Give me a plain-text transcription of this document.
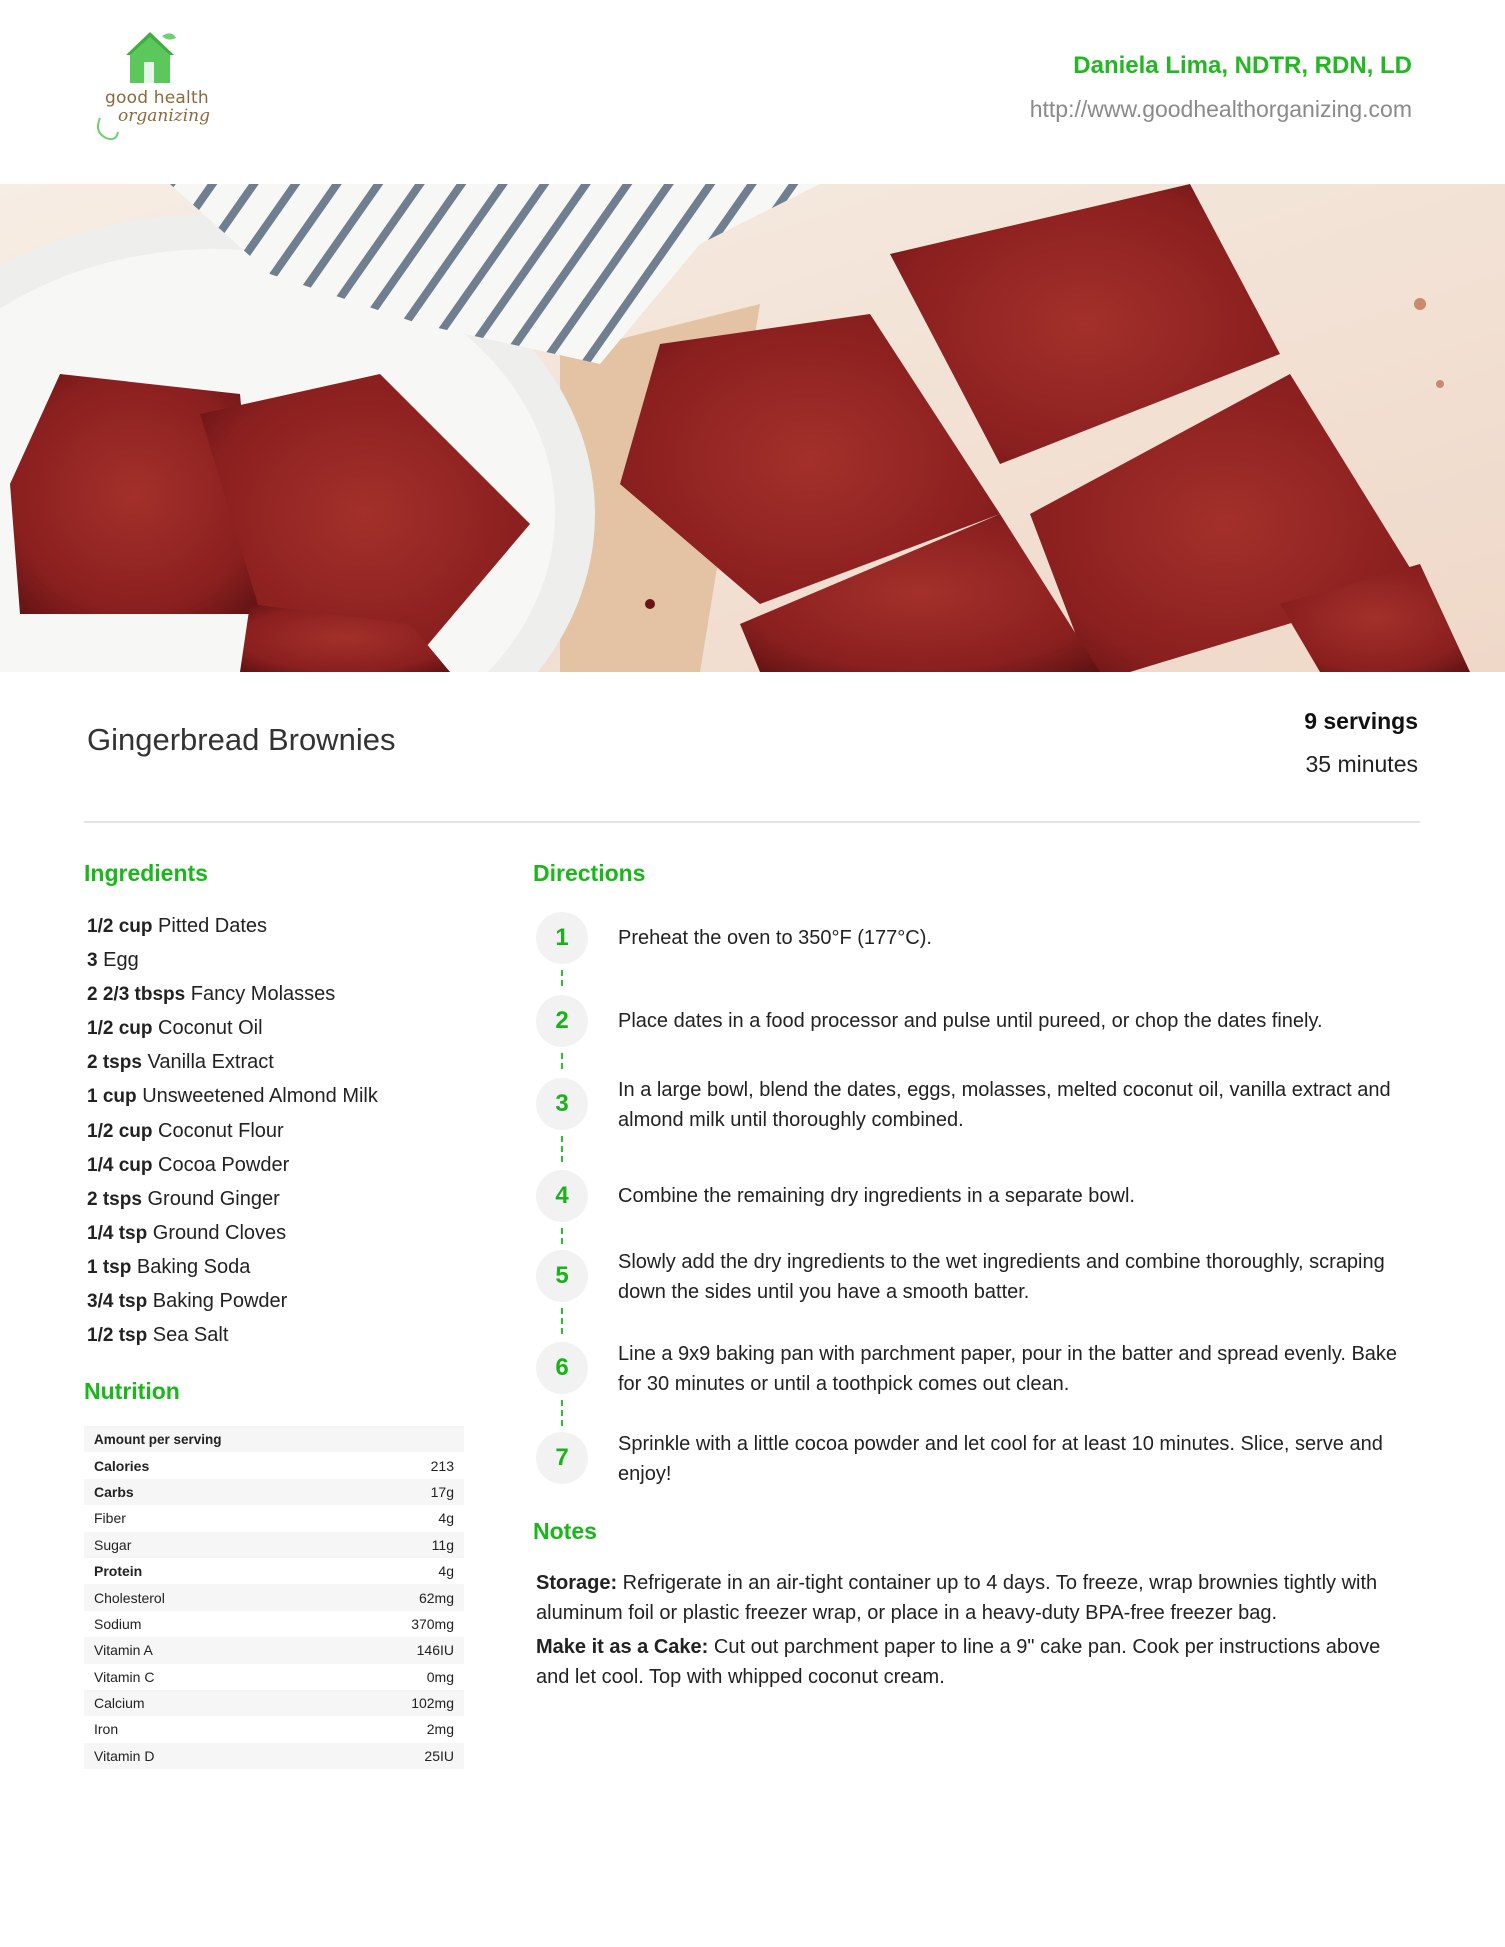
good health
organizing
Daniela Lima, NDTR, RDN, LD
http://www.goodhealthorganizing.com
Gingerbread Brownies
9 servings
35 minutes
Ingredients
1/2 cup Pitted Dates
3 Egg
2 2/3 tbsps Fancy Molasses
1/2 cup Coconut Oil
2 tsps Vanilla Extract
1 cup Unsweetened Almond Milk
1/2 cup Coconut Flour
1/4 cup Cocoa Powder
2 tsps Ground Ginger
1/4 tsp Ground Cloves
1 tsp Baking Soda
3/4 tsp Baking Powder
1/2 tsp Sea Salt
Nutrition
Amount per serving	
Calories	213
Carbs	17g
Fiber	4g
Sugar	11g
Protein	4g
Cholesterol	62mg
Sodium	370mg
Vitamin A	146IU
Vitamin C	0mg
Calcium	102mg
Iron	2mg
Vitamin D	25IU
Directions
1	Preheat the oven to 350°F (177°C).
2	Place dates in a food processor and pulse until pureed, or chop the dates finely.
3	In a large bowl, blend the dates, eggs, molasses, melted coconut oil, vanilla extract and almond milk until thoroughly combined.
4	Combine the remaining dry ingredients in a separate bowl.
5	Slowly add the dry ingredients to the wet ingredients and combine thoroughly, scraping down the sides until you have a smooth batter.
6	Line a 9x9 baking pan with parchment paper, pour in the batter and spread evenly. Bake for 30 minutes or until a toothpick comes out clean.
7	Sprinkle with a little cocoa powder and let cool for at least 10 minutes. Slice, serve and enjoy!
Notes

Storage: Refrigerate in an air-tight container up to 4 days. To freeze, wrap brownies tightly with aluminum foil or plastic freezer wrap, or place in a heavy-duty BPA-free freezer bag.

Make it as a Cake: Cut out parchment paper to line a 9" cake pan. Cook per instructions above and let cool. Top with whipped coconut cream.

····················

*TASK BRIEF:* Output the material above exactly as written and drop any images it holds.

*ANSWER TO THE EXERCISE:*
Give me a plain-text transcription of this document.
good health
organizing
Daniela Lima, NDTR, RDN, LD
http://www.goodhealthorganizing.com
Gingerbread Brownies
9 servings
35 minutes
Ingredients
1/2 cup Pitted Dates
3 Egg
2 2/3 tbsps Fancy Molasses
1/2 cup Coconut Oil
2 tsps Vanilla Extract
1 cup Unsweetened Almond Milk
1/2 cup Coconut Flour
1/4 cup Cocoa Powder
2 tsps Ground Ginger
1/4 tsp Ground Cloves
1 tsp Baking Soda
3/4 tsp Baking Powder
1/2 tsp Sea Salt
Nutrition
Amount per serving	
Calories	213
Carbs	17g
Fiber	4g
Sugar	11g
Protein	4g
Cholesterol	62mg
Sodium	370mg
Vitamin A	146IU
Vitamin C	0mg
Calcium	102mg
Iron	2mg
Vitamin D	25IU
Directions
1	Preheat the oven to 350°F (177°C).
2	Place dates in a food processor and pulse until pureed, or chop the dates finely.
3	In a large bowl, blend the dates, eggs, molasses, melted coconut oil, vanilla extract and almond milk until thoroughly combined.
4	Combine the remaining dry ingredients in a separate bowl.
5	Slowly add the dry ingredients to the wet ingredients and combine thoroughly, scraping down the sides until you have a smooth batter.
6	Line a 9x9 baking pan with parchment paper, pour in the batter and spread evenly. Bake for 30 minutes or until a toothpick comes out clean.
7	Sprinkle with a little cocoa powder and let cool for at least 10 minutes. Slice, serve and enjoy!
Notes

Storage: Refrigerate in an air-tight container up to 4 days. To freeze, wrap brownies tightly with aluminum foil or plastic freezer wrap, or place in a heavy-duty BPA-free freezer bag.

Make it as a Cake: Cut out parchment paper to line a 9" cake pan. Cook per instructions above and let cool. Top with whipped coconut cream.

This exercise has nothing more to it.